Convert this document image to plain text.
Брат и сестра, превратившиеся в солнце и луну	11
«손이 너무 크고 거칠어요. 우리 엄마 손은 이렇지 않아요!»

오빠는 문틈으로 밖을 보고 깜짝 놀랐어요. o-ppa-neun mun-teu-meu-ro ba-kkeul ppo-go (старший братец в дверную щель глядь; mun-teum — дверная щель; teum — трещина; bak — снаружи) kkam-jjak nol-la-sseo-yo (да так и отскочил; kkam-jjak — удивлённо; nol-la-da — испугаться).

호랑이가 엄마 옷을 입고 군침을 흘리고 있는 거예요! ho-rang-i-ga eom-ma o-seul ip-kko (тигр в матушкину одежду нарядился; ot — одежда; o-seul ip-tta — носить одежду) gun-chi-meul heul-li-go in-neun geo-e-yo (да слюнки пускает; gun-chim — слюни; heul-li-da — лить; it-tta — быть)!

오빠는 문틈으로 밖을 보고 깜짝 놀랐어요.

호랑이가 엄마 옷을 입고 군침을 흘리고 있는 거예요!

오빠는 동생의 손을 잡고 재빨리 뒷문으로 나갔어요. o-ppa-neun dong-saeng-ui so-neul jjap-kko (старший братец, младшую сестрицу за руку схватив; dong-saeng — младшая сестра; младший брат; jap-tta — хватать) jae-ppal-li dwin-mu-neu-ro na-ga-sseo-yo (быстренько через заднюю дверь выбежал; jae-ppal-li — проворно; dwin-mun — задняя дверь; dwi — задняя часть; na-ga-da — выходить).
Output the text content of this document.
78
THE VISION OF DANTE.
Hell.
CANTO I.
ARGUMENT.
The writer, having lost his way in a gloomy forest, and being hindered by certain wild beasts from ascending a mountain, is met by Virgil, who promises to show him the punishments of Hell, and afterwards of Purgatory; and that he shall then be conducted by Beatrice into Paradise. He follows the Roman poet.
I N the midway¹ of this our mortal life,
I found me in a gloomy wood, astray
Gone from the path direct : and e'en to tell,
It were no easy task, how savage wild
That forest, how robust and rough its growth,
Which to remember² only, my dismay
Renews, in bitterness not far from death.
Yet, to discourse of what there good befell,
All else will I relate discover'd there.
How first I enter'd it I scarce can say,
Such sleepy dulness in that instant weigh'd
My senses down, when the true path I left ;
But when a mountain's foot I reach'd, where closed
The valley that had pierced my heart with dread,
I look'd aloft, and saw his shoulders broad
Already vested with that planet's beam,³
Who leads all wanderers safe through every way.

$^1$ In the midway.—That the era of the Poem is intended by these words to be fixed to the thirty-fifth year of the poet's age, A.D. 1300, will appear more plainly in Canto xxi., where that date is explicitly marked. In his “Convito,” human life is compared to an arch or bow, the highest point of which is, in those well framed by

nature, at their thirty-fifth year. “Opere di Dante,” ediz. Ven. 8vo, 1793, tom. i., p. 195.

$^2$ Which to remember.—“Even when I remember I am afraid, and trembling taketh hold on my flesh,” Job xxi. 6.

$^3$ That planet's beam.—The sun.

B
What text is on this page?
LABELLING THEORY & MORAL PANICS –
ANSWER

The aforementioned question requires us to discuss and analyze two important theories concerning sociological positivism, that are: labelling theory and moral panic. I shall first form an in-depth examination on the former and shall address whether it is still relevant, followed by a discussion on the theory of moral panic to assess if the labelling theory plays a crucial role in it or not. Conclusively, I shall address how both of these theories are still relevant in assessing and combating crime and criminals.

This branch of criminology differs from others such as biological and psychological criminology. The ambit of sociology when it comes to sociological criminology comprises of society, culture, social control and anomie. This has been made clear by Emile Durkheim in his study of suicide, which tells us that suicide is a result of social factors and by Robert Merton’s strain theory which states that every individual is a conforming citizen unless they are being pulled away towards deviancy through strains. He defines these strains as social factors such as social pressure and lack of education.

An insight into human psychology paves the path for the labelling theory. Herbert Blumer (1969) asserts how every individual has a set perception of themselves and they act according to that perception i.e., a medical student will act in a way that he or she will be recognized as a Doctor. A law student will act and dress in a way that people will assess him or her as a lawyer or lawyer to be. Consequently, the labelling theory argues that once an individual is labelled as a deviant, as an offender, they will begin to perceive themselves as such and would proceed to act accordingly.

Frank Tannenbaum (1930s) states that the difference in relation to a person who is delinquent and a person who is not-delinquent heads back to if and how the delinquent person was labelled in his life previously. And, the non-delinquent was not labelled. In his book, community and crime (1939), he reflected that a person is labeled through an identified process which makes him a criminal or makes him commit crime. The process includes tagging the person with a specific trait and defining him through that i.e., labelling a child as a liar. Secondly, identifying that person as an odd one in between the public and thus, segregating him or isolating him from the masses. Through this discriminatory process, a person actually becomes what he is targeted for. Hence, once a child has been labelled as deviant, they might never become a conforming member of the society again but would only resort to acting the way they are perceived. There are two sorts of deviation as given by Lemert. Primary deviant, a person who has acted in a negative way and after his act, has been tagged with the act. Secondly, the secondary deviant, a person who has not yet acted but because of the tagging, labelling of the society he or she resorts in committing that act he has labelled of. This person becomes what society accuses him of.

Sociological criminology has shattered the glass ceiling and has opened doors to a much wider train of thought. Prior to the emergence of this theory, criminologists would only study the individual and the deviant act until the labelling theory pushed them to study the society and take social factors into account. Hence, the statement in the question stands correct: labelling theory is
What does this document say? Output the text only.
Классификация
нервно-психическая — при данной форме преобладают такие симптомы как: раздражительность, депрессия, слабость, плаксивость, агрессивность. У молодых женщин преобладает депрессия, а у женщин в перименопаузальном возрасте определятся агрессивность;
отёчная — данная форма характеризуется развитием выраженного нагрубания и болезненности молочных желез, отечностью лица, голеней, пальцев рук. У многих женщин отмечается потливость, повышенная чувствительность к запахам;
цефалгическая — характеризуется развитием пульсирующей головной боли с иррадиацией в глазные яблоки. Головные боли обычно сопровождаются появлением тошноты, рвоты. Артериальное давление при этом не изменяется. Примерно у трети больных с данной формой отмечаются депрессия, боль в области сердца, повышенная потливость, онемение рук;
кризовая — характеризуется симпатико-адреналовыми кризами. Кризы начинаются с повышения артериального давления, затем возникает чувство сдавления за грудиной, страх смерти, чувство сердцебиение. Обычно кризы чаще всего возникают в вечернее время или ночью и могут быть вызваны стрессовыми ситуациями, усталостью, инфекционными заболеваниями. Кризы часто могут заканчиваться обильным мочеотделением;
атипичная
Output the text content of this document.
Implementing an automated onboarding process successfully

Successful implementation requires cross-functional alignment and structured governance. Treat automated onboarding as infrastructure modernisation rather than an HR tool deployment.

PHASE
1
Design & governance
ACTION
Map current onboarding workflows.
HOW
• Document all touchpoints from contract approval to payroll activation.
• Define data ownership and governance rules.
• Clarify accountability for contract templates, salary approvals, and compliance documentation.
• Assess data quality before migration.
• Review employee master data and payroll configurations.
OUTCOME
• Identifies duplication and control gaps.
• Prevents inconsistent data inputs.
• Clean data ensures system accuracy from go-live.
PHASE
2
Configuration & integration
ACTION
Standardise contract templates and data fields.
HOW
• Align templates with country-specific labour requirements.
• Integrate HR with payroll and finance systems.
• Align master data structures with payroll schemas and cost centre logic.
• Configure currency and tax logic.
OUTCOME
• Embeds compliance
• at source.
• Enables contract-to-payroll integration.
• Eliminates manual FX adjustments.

------------------------

WHAT YOU ARE ASKED TO DO> Of the lines in the records, determine how many contain the word "Hell", and report that number alone.

REPLY> 2